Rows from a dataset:
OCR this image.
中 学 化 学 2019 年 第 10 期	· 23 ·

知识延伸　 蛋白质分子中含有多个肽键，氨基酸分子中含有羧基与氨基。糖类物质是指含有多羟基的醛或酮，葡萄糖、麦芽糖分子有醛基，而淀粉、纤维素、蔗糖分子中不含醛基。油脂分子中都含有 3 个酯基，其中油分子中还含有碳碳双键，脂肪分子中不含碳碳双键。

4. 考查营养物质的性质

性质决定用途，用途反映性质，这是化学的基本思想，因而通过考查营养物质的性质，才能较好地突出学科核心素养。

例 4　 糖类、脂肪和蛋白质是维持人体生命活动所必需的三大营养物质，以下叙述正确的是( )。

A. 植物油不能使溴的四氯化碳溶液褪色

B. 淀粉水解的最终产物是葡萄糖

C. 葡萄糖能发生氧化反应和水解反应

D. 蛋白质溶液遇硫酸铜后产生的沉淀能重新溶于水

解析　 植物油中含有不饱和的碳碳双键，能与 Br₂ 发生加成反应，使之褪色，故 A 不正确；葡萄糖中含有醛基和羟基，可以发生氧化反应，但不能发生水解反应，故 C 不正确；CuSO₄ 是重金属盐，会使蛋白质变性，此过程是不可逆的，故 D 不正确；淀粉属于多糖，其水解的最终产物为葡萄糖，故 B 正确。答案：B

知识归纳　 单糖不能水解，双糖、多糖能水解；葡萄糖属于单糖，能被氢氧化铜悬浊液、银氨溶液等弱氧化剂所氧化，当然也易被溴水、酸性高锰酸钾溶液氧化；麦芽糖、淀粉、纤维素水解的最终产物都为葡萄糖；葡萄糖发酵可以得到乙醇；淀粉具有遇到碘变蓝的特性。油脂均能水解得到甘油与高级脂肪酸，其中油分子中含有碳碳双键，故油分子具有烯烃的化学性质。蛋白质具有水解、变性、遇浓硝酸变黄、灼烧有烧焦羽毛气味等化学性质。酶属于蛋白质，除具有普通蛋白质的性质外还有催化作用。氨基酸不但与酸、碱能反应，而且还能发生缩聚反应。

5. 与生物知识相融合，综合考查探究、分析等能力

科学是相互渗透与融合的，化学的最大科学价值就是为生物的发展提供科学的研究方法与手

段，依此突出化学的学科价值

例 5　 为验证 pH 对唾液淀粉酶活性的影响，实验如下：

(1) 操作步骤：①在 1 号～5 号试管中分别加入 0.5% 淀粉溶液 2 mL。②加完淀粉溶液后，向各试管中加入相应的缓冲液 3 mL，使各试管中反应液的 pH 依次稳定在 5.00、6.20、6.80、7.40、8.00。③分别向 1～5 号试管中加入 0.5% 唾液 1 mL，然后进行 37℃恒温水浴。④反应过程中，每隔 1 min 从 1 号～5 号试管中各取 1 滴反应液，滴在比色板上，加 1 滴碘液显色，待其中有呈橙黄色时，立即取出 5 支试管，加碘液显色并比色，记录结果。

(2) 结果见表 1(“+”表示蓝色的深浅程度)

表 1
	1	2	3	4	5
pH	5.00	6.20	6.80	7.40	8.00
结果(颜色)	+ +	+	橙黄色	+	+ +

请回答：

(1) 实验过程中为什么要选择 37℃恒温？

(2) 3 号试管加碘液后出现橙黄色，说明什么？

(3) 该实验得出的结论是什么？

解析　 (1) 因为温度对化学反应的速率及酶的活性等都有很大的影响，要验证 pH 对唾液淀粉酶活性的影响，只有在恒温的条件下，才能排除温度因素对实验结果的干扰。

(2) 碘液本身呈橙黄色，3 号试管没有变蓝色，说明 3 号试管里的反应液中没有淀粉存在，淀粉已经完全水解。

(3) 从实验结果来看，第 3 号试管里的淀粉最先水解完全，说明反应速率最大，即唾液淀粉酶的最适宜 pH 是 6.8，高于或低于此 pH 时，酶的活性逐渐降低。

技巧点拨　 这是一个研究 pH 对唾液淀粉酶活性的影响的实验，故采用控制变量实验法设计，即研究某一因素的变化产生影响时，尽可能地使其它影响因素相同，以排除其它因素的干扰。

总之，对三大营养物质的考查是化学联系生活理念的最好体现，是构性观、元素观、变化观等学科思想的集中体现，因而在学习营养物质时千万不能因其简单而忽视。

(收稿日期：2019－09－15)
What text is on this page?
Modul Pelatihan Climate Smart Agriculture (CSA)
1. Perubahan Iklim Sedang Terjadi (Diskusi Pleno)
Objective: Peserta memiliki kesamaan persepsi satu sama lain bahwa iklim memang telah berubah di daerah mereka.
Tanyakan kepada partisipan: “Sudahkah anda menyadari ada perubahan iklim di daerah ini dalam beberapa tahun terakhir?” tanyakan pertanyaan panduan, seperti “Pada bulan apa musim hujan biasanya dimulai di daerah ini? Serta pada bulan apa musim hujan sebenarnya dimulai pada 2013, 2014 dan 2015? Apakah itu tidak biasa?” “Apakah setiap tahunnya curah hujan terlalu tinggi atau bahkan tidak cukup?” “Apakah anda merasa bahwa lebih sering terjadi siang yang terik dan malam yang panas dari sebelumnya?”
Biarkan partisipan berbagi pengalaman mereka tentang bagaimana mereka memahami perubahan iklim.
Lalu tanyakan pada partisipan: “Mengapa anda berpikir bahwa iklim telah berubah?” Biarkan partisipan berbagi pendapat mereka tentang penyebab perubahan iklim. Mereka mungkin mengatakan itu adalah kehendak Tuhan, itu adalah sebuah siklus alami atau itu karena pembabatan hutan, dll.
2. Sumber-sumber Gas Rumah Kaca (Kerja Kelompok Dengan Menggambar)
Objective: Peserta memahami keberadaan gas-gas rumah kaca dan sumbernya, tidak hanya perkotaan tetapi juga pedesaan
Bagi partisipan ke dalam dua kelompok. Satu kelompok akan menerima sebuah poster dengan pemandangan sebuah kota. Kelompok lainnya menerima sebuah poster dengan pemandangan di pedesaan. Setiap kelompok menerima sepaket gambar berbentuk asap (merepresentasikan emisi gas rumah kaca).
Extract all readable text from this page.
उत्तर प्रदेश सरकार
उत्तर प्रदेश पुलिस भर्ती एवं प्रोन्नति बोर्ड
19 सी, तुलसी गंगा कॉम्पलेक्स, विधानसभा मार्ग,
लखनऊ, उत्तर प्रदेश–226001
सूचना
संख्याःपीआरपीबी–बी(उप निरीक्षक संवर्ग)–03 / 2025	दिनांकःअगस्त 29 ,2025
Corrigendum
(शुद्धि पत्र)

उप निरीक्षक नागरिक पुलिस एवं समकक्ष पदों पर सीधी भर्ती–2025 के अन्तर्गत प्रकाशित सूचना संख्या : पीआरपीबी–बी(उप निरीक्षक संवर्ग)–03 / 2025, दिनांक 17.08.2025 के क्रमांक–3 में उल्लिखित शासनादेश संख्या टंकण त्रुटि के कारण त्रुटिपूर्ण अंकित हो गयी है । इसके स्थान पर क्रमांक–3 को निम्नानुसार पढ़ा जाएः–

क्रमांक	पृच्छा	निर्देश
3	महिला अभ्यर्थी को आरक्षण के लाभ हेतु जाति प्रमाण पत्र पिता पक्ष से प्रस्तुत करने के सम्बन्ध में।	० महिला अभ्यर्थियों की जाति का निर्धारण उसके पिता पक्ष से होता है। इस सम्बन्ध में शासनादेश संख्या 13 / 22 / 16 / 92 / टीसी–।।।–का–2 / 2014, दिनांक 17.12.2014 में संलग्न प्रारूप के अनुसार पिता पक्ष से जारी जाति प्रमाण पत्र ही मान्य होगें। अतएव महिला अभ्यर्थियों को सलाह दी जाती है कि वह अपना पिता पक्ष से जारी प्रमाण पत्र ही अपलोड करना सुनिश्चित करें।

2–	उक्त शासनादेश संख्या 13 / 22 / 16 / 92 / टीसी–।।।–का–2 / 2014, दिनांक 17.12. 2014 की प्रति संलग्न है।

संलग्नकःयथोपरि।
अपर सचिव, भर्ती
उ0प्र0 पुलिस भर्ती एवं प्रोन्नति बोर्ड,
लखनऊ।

Exercise: Copy out every line of the material above that mentions the word "text".

Written answer:
What text is on this page?
Extract all readable text from this page.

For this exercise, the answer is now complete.